Extracted data entries
-=-=-

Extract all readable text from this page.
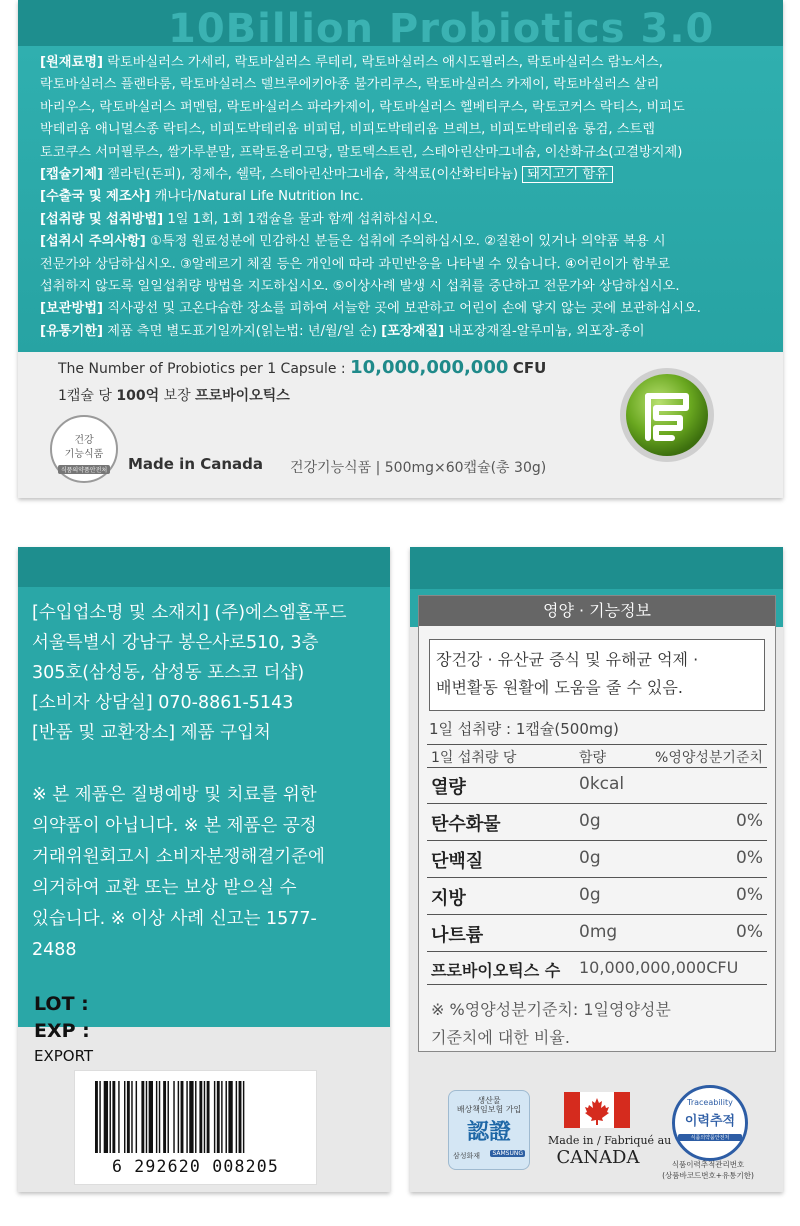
10Billion Probiotics 3.0
[원재료명] 락토바실러스 가세리, 락토바실러스 루테리, 락토바실러스 애시도필러스, 락토바실러스 람노서스,
락토바실러스 플랜타룸, 락토바실러스 델브루에키아종 불가리쿠스, 락토바실러스 카제이, 락토바실러스 살리
바리우스, 락토바실러스 퍼멘텀, 락토바실러스 파라카제이, 락토바실러스 헬베티쿠스, 락토코커스 락티스, 비피도
박테리움 애니멀스종 락티스, 비피도박테리움 비피덤, 비피도박테리움 브레브, 비피도박테리움 롱검, 스트렙
토코쿠스 서머필루스, 쌀가루분말, 프락토올리고당, 말토덱스트린, 스테아린산마그네슘, 이산화규소(고결방지제)
[캡슐기제] 젤라틴(돈피), 정제수, 쉘락, 스테아린산마그네슘, 착색료(이산화티타늄) 돼지고기 함유
[수출국 및 제조사] 캐나다/Natural Life Nutrition Inc.
[섭취량 및 섭취방법] 1일 1회, 1회 1캡슐을 물과 함께 섭취하십시오.
[섭취시 주의사항] ①특정 원료성분에 민감하신 분들은 섭취에 주의하십시오. ②질환이 있거나 의약품 복용 시
전문가와 상담하십시오. ③알레르기 체질 등은 개인에 따라 과민반응을 나타낼 수 있습니다. ④어린이가 함부로
섭취하지 않도록 일일섭취량 방법을 지도하십시오. ⑤이상사례 발생 시 섭취를 중단하고 전문가와 상담하십시오.
[보관방법] 직사광선 및 고온다습한 장소를 피하여 서늘한 곳에 보관하고 어린이 손에 닿지 않는 곳에 보관하십시오.
[유통기한] 제품 측면 별도표기일까지(읽는법: 년/월/일 순) [포장재질] 내포장재질-알루미늄, 외포장-종이
The Number of Probiotics per 1 Capsule : 10,000,000,000 CFU
1캡슐 당 100억 보장 프로바이오틱스
건강
기능식품
식품의약품안전처 Made in Canada 건강기능식품 | 500mg×60캡슐(총 30g)
[수입업소명 및 소재지] (주)에스엠홀푸드
서울특별시 강남구 봉은사로510, 3층
305호(삼성동, 삼성동 포스코 더샵)
[소비자 상담실] 070-8861-5143
[반품 및 교환장소] 제품 구입처
※ 본 제품은 질병예방 및 치료를 위한
의약품이 아닙니다. ※ 본 제품은 공정
거래위원회고시 소비자분쟁해결기준에
의거하여 교환 또는 보상 받으실 수
있습니다. ※ 이상 사례 신고는 1577-
2488
LOT :
EXP :
EXPORT
6 292620 008205
영양 · 기능정보
장건강 · 유산균 증식 및 유해균 억제 ·
배변활동 원활에 도움을 줄 수 있음.
1일 섭취량 : 1캡슐(500mg)
1일 섭취량 당	함량	%영양성분기준치
열량	0kcal
탄수화물	0g	0%
단백질	0g	0%
지방	0g	0%
나트륨	0mg	0%
프로바이오틱스 수 10,000,000,000CFU
※ %영양성분기준치: 1일영양성분
기준치에 대한 비율.
생산물
배상책임보험 가입
認證
삼성화재	SAMSUNG
Made in / Fabriqué au
CANADA
Traceability
이력추적
식품의약품안전처
식품이력추적관리번호
(상품바코드번호+유통기한)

-=-=-

**Problem details:** Reproduce all entries without any change, and omit the pictures.

**Solution to the problem:**
Extract all readable text from this page.
10Billion Probiotics 3.0
[원재료명] 락토바실러스 가세리, 락토바실러스 루테리, 락토바실러스 애시도필러스, 락토바실러스 람노서스,
락토바실러스 플랜타룸, 락토바실러스 델브루에키아종 불가리쿠스, 락토바실러스 카제이, 락토바실러스 살리
바리우스, 락토바실러스 퍼멘텀, 락토바실러스 파라카제이, 락토바실러스 헬베티쿠스, 락토코커스 락티스, 비피도
박테리움 애니멀스종 락티스, 비피도박테리움 비피덤, 비피도박테리움 브레브, 비피도박테리움 롱검, 스트렙
토코쿠스 서머필루스, 쌀가루분말, 프락토올리고당, 말토덱스트린, 스테아린산마그네슘, 이산화규소(고결방지제)
[캡슐기제] 젤라틴(돈피), 정제수, 쉘락, 스테아린산마그네슘, 착색료(이산화티타늄) 돼지고기 함유
[수출국 및 제조사] 캐나다/Natural Life Nutrition Inc.
[섭취량 및 섭취방법] 1일 1회, 1회 1캡슐을 물과 함께 섭취하십시오.
[섭취시 주의사항] ①특정 원료성분에 민감하신 분들은 섭취에 주의하십시오. ②질환이 있거나 의약품 복용 시
전문가와 상담하십시오. ③알레르기 체질 등은 개인에 따라 과민반응을 나타낼 수 있습니다. ④어린이가 함부로
섭취하지 않도록 일일섭취량 방법을 지도하십시오. ⑤이상사례 발생 시 섭취를 중단하고 전문가와 상담하십시오.
[보관방법] 직사광선 및 고온다습한 장소를 피하여 서늘한 곳에 보관하고 어린이 손에 닿지 않는 곳에 보관하십시오.
[유통기한] 제품 측면 별도표기일까지(읽는법: 년/월/일 순) [포장재질] 내포장재질-알루미늄, 외포장-종이
The Number of Probiotics per 1 Capsule : 10,000,000,000 CFU
1캡슐 당 100억 보장 프로바이오틱스
건강
기능식품
식품의약품안전처 Made in Canada 건강기능식품 | 500mg×60캡슐(총 30g)
[수입업소명 및 소재지] (주)에스엠홀푸드
서울특별시 강남구 봉은사로510, 3층
305호(삼성동, 삼성동 포스코 더샵)
[소비자 상담실] 070-8861-5143
[반품 및 교환장소] 제품 구입처
※ 본 제품은 질병예방 및 치료를 위한
의약품이 아닙니다. ※ 본 제품은 공정
거래위원회고시 소비자분쟁해결기준에
의거하여 교환 또는 보상 받으실 수
있습니다. ※ 이상 사례 신고는 1577-
2488
LOT :
EXP :
EXPORT
6 292620 008205
영양 · 기능정보
장건강 · 유산균 증식 및 유해균 억제 ·
배변활동 원활에 도움을 줄 수 있음.
1일 섭취량 : 1캡슐(500mg)
1일 섭취량 당	함량	%영양성분기준치
열량	0kcal
탄수화물	0g	0%
단백질	0g	0%
지방	0g	0%
나트륨	0mg	0%
프로바이오틱스 수 10,000,000,000CFU
※ %영양성분기준치: 1일영양성분
기준치에 대한 비율.
생산물
배상책임보험 가입
認證
삼성화재	SAMSUNG
Made in / Fabriqué au
CANADA
Traceability
이력추적
식품의약품안전처
식품이력추적관리번호
(상품바코드번호+유통기한)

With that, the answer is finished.